┏━━

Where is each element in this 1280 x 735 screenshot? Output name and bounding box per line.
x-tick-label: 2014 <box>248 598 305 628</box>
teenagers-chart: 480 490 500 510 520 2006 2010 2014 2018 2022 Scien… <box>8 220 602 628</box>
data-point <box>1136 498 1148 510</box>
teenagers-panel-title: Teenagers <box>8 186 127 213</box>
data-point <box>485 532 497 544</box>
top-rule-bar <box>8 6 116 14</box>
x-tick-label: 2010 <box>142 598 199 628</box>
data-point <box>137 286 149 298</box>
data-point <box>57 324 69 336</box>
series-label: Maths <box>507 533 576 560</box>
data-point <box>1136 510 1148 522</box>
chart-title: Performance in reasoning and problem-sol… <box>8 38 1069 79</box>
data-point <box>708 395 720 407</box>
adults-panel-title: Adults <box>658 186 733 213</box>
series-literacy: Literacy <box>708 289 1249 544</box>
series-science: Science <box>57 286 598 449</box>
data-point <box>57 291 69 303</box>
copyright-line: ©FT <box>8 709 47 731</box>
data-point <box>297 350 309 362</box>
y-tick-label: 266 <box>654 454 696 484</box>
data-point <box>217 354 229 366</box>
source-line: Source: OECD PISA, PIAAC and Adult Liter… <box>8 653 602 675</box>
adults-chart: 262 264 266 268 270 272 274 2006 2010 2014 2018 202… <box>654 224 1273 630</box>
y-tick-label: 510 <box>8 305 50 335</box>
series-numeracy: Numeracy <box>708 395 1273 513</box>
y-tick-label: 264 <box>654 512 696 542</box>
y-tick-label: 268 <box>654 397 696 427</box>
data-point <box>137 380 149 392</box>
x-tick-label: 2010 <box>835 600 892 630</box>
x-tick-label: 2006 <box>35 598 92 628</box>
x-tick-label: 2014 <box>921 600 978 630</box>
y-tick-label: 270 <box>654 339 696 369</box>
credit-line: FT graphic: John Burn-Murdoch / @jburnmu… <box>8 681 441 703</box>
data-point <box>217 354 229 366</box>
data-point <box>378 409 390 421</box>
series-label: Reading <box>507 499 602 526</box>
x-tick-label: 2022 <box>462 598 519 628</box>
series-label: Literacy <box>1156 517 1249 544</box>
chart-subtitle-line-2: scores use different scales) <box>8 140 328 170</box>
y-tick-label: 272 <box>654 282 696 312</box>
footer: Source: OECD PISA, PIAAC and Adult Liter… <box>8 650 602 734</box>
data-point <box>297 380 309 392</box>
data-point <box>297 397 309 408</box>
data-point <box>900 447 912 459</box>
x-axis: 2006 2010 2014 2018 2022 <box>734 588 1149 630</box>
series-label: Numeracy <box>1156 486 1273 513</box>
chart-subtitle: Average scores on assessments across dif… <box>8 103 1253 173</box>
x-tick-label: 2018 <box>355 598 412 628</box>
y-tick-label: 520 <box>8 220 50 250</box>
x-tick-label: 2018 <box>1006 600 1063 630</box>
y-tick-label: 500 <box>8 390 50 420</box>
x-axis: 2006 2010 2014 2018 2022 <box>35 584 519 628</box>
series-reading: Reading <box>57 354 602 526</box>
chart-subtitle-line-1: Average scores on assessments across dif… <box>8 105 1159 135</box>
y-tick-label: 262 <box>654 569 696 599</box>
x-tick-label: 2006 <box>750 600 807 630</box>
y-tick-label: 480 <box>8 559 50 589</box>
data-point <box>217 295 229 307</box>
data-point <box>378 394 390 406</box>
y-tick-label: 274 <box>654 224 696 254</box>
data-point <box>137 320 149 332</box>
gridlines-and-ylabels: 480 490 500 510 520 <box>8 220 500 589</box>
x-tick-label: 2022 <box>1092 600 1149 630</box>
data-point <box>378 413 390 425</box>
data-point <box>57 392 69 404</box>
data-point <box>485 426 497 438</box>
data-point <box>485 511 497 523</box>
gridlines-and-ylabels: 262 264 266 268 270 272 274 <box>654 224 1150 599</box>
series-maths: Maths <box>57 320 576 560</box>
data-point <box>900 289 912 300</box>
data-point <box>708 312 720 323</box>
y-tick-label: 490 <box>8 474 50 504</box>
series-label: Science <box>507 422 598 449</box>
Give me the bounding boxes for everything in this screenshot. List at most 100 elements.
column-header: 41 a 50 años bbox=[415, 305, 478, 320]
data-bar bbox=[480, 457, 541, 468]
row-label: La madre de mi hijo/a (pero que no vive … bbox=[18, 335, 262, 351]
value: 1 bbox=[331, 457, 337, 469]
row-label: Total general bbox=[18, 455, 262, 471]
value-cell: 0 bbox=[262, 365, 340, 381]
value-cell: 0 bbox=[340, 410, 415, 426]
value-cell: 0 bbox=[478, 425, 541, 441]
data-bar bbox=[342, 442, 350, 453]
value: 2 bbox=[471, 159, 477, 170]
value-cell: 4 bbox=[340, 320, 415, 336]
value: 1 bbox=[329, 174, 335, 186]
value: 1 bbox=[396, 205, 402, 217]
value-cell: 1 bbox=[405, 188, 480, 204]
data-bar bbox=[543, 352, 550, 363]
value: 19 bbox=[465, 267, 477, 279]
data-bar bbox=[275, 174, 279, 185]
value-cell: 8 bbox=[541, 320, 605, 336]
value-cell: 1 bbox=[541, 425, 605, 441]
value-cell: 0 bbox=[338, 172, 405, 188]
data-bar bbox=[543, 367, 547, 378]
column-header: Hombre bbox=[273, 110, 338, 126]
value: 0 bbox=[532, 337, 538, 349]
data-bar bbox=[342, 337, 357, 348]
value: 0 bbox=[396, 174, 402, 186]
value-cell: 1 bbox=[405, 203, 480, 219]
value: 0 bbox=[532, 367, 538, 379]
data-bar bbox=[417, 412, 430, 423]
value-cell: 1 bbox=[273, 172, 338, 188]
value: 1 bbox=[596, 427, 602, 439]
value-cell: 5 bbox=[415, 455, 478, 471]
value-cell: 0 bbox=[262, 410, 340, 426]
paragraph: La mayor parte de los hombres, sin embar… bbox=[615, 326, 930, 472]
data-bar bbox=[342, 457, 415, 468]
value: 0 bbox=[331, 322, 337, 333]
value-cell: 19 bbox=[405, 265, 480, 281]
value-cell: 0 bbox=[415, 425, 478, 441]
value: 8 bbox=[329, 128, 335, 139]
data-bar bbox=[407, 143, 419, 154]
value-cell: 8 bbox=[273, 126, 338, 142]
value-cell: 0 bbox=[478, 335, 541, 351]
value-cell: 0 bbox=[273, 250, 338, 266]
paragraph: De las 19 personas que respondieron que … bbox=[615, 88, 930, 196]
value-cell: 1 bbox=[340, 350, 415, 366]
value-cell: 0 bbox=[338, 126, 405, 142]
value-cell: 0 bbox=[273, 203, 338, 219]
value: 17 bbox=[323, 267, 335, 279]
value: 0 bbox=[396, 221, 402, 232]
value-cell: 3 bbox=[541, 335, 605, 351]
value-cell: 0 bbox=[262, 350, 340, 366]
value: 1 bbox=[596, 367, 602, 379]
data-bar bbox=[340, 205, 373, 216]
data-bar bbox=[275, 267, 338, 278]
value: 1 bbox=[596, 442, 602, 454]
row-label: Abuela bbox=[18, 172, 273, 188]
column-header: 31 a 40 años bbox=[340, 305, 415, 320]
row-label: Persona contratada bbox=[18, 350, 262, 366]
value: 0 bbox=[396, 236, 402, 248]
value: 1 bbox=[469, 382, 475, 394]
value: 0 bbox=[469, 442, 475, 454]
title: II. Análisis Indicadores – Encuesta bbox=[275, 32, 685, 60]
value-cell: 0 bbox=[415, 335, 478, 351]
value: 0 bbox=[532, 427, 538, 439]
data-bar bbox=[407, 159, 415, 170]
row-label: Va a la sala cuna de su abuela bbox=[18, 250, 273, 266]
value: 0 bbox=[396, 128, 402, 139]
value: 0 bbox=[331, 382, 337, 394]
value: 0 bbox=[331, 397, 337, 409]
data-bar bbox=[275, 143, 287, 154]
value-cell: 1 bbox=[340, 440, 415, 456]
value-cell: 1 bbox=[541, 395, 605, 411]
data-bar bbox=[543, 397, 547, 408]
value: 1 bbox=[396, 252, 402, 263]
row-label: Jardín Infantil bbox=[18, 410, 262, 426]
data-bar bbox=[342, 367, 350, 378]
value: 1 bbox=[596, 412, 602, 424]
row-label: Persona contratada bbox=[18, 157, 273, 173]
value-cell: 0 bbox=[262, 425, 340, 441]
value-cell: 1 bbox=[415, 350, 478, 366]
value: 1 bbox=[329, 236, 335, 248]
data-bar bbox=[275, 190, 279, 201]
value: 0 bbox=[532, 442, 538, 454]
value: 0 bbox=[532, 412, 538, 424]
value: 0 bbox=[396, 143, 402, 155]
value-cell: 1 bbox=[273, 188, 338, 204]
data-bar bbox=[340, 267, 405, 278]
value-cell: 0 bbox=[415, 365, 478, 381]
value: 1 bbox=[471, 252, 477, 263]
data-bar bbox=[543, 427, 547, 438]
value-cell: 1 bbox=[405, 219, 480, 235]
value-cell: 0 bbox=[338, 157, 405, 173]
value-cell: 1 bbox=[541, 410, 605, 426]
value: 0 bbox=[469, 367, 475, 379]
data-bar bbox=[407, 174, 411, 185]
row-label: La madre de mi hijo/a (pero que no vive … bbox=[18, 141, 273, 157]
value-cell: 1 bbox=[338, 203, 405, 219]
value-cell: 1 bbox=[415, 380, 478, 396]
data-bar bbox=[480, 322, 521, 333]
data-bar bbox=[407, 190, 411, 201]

┗━━

● **EXERCISE PROMPT**: In the items, starting with the first line and going on through the line that contains "adults-chart: 262 264", write every line again with "data-point" replaced by "marker" and nothing else changed.

● **EXERCISE SOLUTION**:
Where is each element in this 1280 x 735 screenshot? Output name and bounding box per line.
x-tick-label: 2014 <box>248 598 305 628</box>
teenagers-chart: 480 490 500 510 520 2006 2010 2014 2018 2022 Scien… <box>8 220 602 628</box>
marker <box>1136 498 1148 510</box>
teenagers-panel-title: Teenagers <box>8 186 127 213</box>
marker <box>485 532 497 544</box>
top-rule-bar <box>8 6 116 14</box>
x-tick-label: 2010 <box>142 598 199 628</box>
marker <box>137 286 149 298</box>
marker <box>57 324 69 336</box>
series-label: Maths <box>507 533 576 560</box>
marker <box>1136 510 1148 522</box>
chart-title: Performance in reasoning and problem-sol… <box>8 38 1069 79</box>
marker <box>708 395 720 407</box>
adults-panel-title: Adults <box>658 186 733 213</box>
series-literacy: Literacy <box>708 289 1249 544</box>
series-science: Science <box>57 286 598 449</box>
marker <box>57 291 69 303</box>
copyright-line: ©FT <box>8 709 47 731</box>
marker <box>297 350 309 362</box>
y-tick-label: 266 <box>654 454 696 484</box>
marker <box>217 354 229 366</box>
source-line: Source: OECD PISA, PIAAC and Adult Liter… <box>8 653 602 675</box>
adults-chart: 262 264 266 268 270 272 274 2006 2010 2014 2018 202… <box>654 224 1273 630</box>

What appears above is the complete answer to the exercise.